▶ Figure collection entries
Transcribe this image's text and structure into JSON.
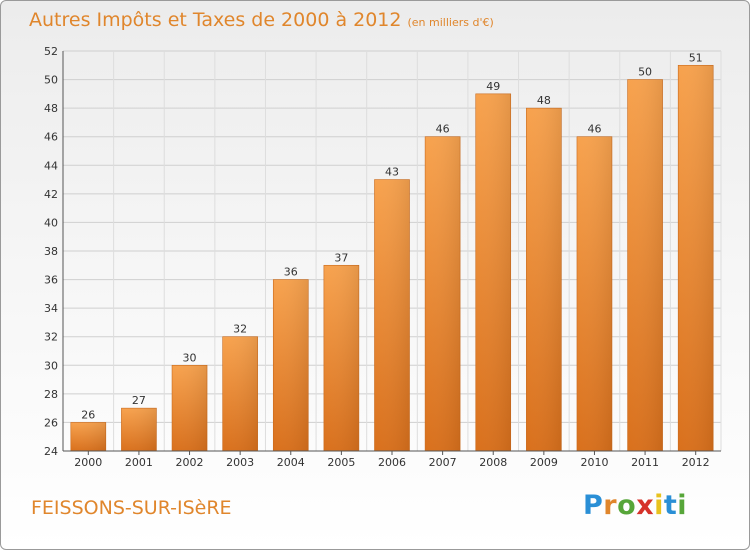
{
  "chart_data": {
    "type": "bar",
    "title": "Autres Impôts et Taxes de 2000 à 2012",
    "unit": "(en milliers d'€)",
    "xlabel": "",
    "ylabel": "",
    "categories": [
      "2000",
      "2001",
      "2002",
      "2003",
      "2004",
      "2005",
      "2006",
      "2007",
      "2008",
      "2009",
      "2010",
      "2011",
      "2012"
    ],
    "values": [
      26,
      27,
      30,
      32,
      36,
      37,
      43,
      46,
      49,
      48,
      46,
      50,
      51
    ],
    "ylim": [
      24,
      52
    ],
    "yticks": [
      24,
      26,
      28,
      30,
      32,
      34,
      36,
      38,
      40,
      42,
      44,
      46,
      48,
      50,
      52
    ],
    "grid": true,
    "legend": "none",
    "bar_color": "#f0913a"
  },
  "footer": {
    "commune": "FEISSONS-SUR-ISèRE",
    "logo_letters": [
      "P",
      "r",
      "o",
      "x",
      "i",
      "t",
      "i"
    ],
    "logo_colors": [
      "#2a8fd6",
      "#e0862c",
      "#57a639",
      "#d6322a",
      "#e8c21e",
      "#2a8fd6",
      "#57a639"
    ]
  }
}
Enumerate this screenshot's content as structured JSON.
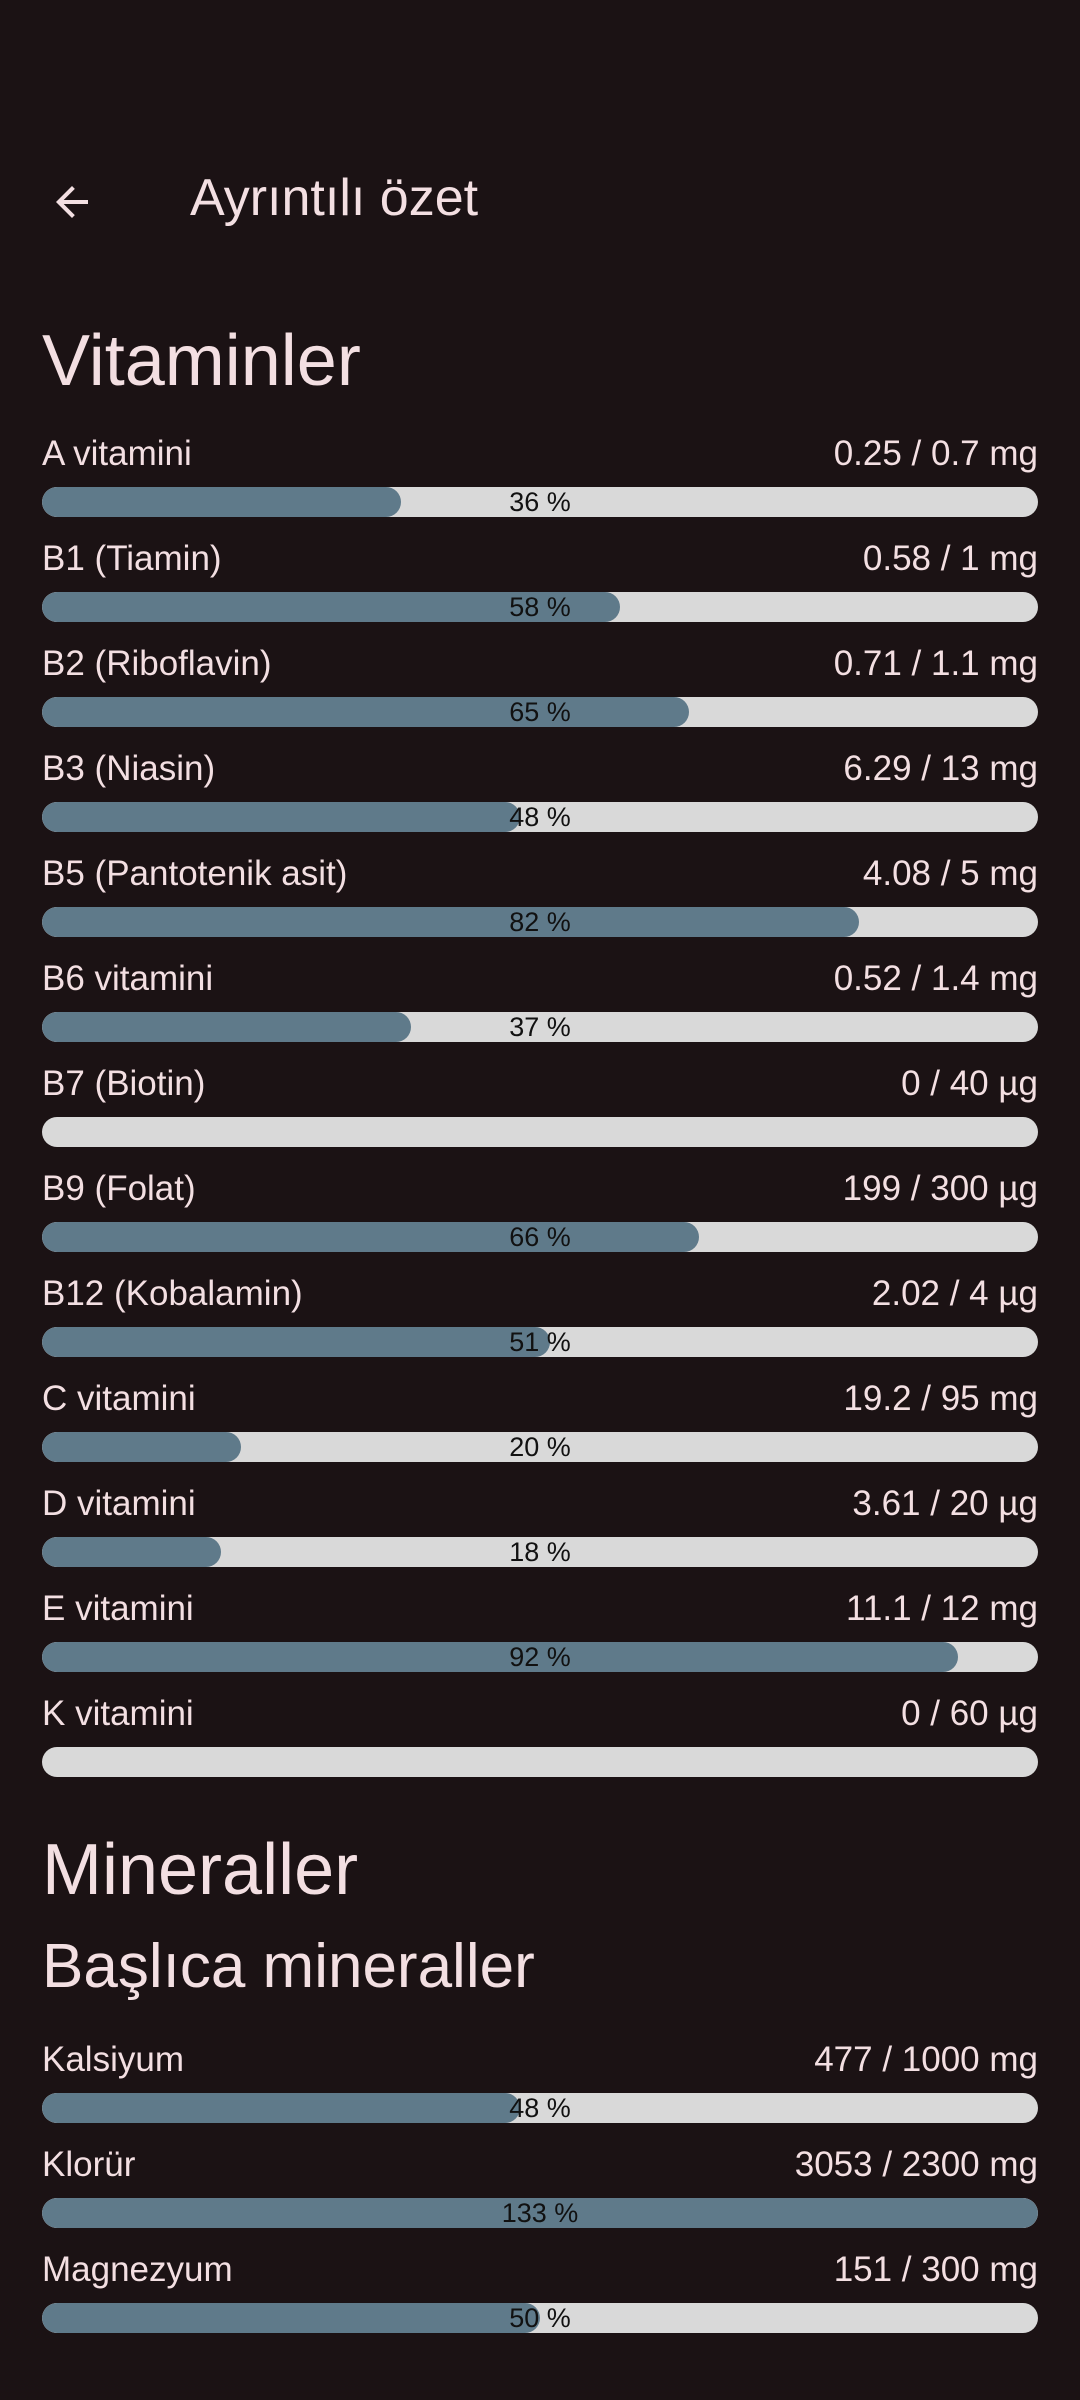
{
  "header": {
    "title": "Ayrıntılı özet"
  },
  "vitamins": {
    "title": "Vitaminler",
    "items": [
      {
        "name": "A vitamini",
        "amount": "0.25 / 0.7 mg",
        "percent": 36,
        "label": "36 %"
      },
      {
        "name": "B1 (Tiamin)",
        "amount": "0.58 / 1 mg",
        "percent": 58,
        "label": "58 %"
      },
      {
        "name": "B2 (Riboflavin)",
        "amount": "0.71 / 1.1 mg",
        "percent": 65,
        "label": "65 %"
      },
      {
        "name": "B3 (Niasin)",
        "amount": "6.29 / 13 mg",
        "percent": 48,
        "label": "48 %"
      },
      {
        "name": "B5 (Pantotenik asit)",
        "amount": "4.08 / 5 mg",
        "percent": 82,
        "label": "82 %"
      },
      {
        "name": "B6 vitamini",
        "amount": "0.52 / 1.4 mg",
        "percent": 37,
        "label": "37 %"
      },
      {
        "name": "B7 (Biotin)",
        "amount": "0 / 40 µg",
        "percent": 0,
        "label": ""
      },
      {
        "name": "B9 (Folat)",
        "amount": "199 / 300 µg",
        "percent": 66,
        "label": "66 %"
      },
      {
        "name": "B12 (Kobalamin)",
        "amount": "2.02 / 4 µg",
        "percent": 51,
        "label": "51 %"
      },
      {
        "name": "C vitamini",
        "amount": "19.2 / 95 mg",
        "percent": 20,
        "label": "20 %"
      },
      {
        "name": "D vitamini",
        "amount": "3.61 / 20 µg",
        "percent": 18,
        "label": "18 %"
      },
      {
        "name": "E vitamini",
        "amount": "11.1 / 12 mg",
        "percent": 92,
        "label": "92 %"
      },
      {
        "name": "K vitamini",
        "amount": "0 / 60 µg",
        "percent": 0,
        "label": ""
      }
    ]
  },
  "minerals": {
    "title": "Mineraller",
    "subtitle": "Başlıca mineraller",
    "items": [
      {
        "name": "Kalsiyum",
        "amount": "477 / 1000 mg",
        "percent": 48,
        "label": "48 %"
      },
      {
        "name": "Klorür",
        "amount": "3053 / 2300 mg",
        "percent": 133,
        "label": "133 %"
      },
      {
        "name": "Magnezyum",
        "amount": "151 / 300 mg",
        "percent": 50,
        "label": "50 %"
      }
    ]
  },
  "colors": {
    "background": "#1b1214",
    "text": "#f3dfe2",
    "bar_track": "#d9d9d9",
    "bar_fill": "#5f7a8a"
  },
  "icons": {
    "back": "arrow-left-icon"
  }
}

▶ WHAT YOU NEED TO DO
From the listing above, return each line with the word "vitamini".

▶ FULL ANSWER
        "name": "A vitamini",
        "name": "B6 vitamini",
        "name": "C vitamini",
        "name": "D vitamini",
        "name": "E vitamini",
        "name": "K vitamini",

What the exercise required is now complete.